** WORK REQUIRED **
Will you quote all of the entries, word for word?

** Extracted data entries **
--------

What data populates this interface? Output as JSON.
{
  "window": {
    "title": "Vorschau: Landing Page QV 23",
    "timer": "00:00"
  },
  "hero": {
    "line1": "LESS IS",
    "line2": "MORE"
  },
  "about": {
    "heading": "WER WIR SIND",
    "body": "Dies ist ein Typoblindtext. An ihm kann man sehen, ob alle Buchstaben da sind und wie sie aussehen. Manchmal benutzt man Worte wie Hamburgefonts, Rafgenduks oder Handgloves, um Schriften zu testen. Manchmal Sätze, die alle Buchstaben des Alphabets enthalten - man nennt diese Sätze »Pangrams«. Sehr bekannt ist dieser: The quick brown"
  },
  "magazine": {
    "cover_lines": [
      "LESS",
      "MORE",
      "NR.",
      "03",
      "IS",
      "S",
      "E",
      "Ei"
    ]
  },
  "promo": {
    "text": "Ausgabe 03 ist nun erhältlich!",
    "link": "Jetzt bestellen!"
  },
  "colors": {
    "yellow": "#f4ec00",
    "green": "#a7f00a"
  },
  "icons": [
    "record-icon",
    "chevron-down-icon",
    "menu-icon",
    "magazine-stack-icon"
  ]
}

--------

** TASK OUTPUT **
What data populates this interface? Output as JSON.
{
  "window": {
    "title": "Vorschau: Landing Page QV 23",
    "timer": "00:00"
  },
  "hero": {
    "line1": "LESS IS",
    "line2": "MORE"
  },
  "about": {
    "heading": "WER WIR SIND",
    "body": "Dies ist ein Typoblindtext. An ihm kann man sehen, ob alle Buchstaben da sind und wie sie aussehen. Manchmal benutzt man Worte wie Hamburgefonts, Rafgenduks oder Handgloves, um Schriften zu testen. Manchmal Sätze, die alle Buchstaben des Alphabets enthalten - man nennt diese Sätze »Pangrams«. Sehr bekannt ist dieser: The quick brown"
  },
  "magazine": {
    "cover_lines": [
      "LESS",
      "MORE",
      "NR.",
      "03",
      "IS",
      "S",
      "E",
      "Ei"
    ]
  },
  "promo": {
    "text": "Ausgabe 03 ist nun erhältlich!",
    "link": "Jetzt bestellen!"
  },
  "colors": {
    "yellow": "#f4ec00",
    "green": "#a7f00a"
  },
  "icons": [
    "record-icon",
    "chevron-down-icon",
    "menu-icon",
    "magazine-stack-icon"
  ]
}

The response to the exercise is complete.